> The exercise:
Type out the complete listing below word for word, without its pictures.

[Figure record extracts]
-.-.-

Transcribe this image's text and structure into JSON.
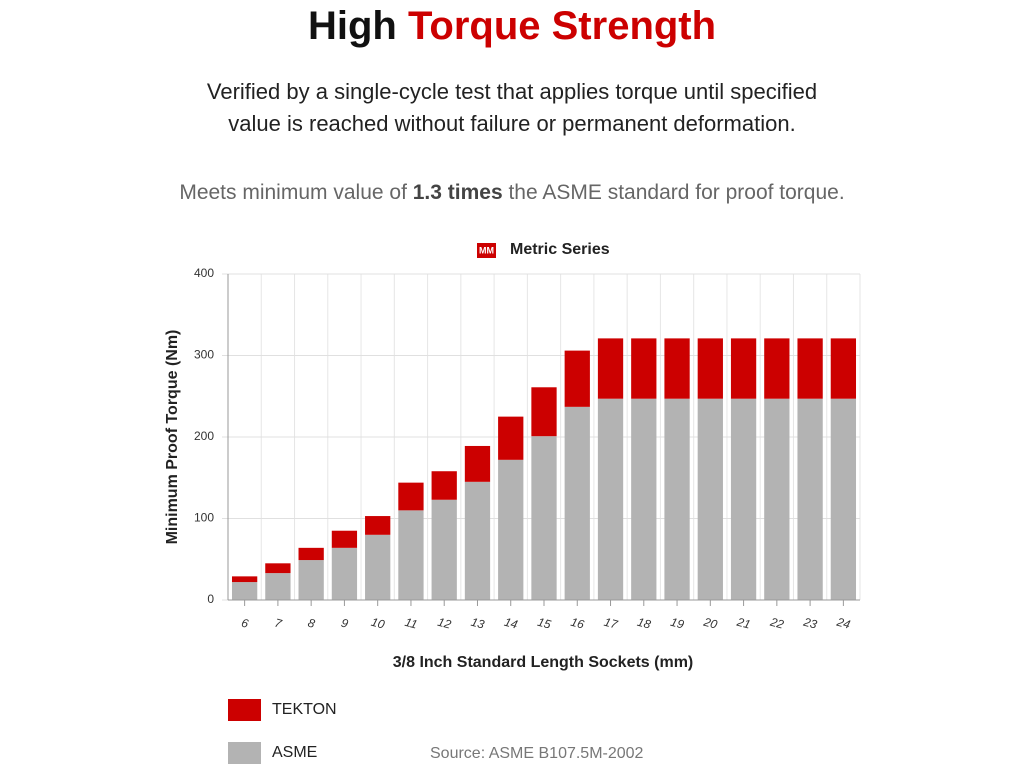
{
  "header": {
    "title_lead": "High",
    "title_accent": "Torque Strength",
    "subtitle_lines": [
      "Verified by a single-cycle test that applies torque until specified",
      "value is reached without failure or permanent deformation."
    ],
    "note_parts": [
      "Meets minimum value of ",
      "1.3 times",
      " the ASME standard for proof torque."
    ]
  },
  "chart_data": {
    "type": "bar",
    "stacked": true,
    "legend_badge": "MM",
    "legend_title": "Metric Series",
    "x_label": "3/8 Inch Standard Length Sockets (mm)",
    "y_label": "Minimum Proof Torque (Nm)",
    "categories": [
      "6",
      "7",
      "8",
      "9",
      "10",
      "11",
      "12",
      "13",
      "14",
      "15",
      "16",
      "17",
      "18",
      "19",
      "20",
      "21",
      "22",
      "23",
      "24"
    ],
    "series": [
      {
        "name": "ASME",
        "color": "#b3b3b3",
        "values": [
          22,
          33,
          49,
          64,
          80,
          110,
          123,
          145,
          172,
          201,
          237,
          247,
          247,
          247,
          247,
          247,
          247,
          247,
          247
        ]
      },
      {
        "name": "TEKTON",
        "color": "#cc0000",
        "values": [
          7,
          12,
          15,
          21,
          23,
          34,
          35,
          44,
          53,
          60,
          69,
          74,
          74,
          74,
          74,
          74,
          74,
          74,
          74
        ]
      }
    ],
    "ylim": [
      0,
      400
    ],
    "yticks": [
      0,
      100,
      200,
      300,
      400
    ],
    "grid": true,
    "source": "Source: ASME B107.5M-2002"
  }
}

-.-.-

> Answer to this problem:
Transcribe this image's text and structure into JSON.
{
  "header": {
    "title_lead": "High",
    "title_accent": "Torque Strength",
    "subtitle_lines": [
      "Verified by a single-cycle test that applies torque until specified",
      "value is reached without failure or permanent deformation."
    ],
    "note_parts": [
      "Meets minimum value of ",
      "1.3 times",
      " the ASME standard for proof torque."
    ]
  },
  "chart_data": {
    "type": "bar",
    "stacked": true,
    "legend_badge": "MM",
    "legend_title": "Metric Series",
    "x_label": "3/8 Inch Standard Length Sockets (mm)",
    "y_label": "Minimum Proof Torque (Nm)",
    "categories": [
      "6",
      "7",
      "8",
      "9",
      "10",
      "11",
      "12",
      "13",
      "14",
      "15",
      "16",
      "17",
      "18",
      "19",
      "20",
      "21",
      "22",
      "23",
      "24"
    ],
    "series": [
      {
        "name": "ASME",
        "color": "#b3b3b3",
        "values": [
          22,
          33,
          49,
          64,
          80,
          110,
          123,
          145,
          172,
          201,
          237,
          247,
          247,
          247,
          247,
          247,
          247,
          247,
          247
        ]
      },
      {
        "name": "TEKTON",
        "color": "#cc0000",
        "values": [
          7,
          12,
          15,
          21,
          23,
          34,
          35,
          44,
          53,
          60,
          69,
          74,
          74,
          74,
          74,
          74,
          74,
          74,
          74
        ]
      }
    ],
    "ylim": [
      0,
      400
    ],
    "yticks": [
      0,
      100,
      200,
      300,
      400
    ],
    "grid": true,
    "source": "Source: ASME B107.5M-2002"
  }
}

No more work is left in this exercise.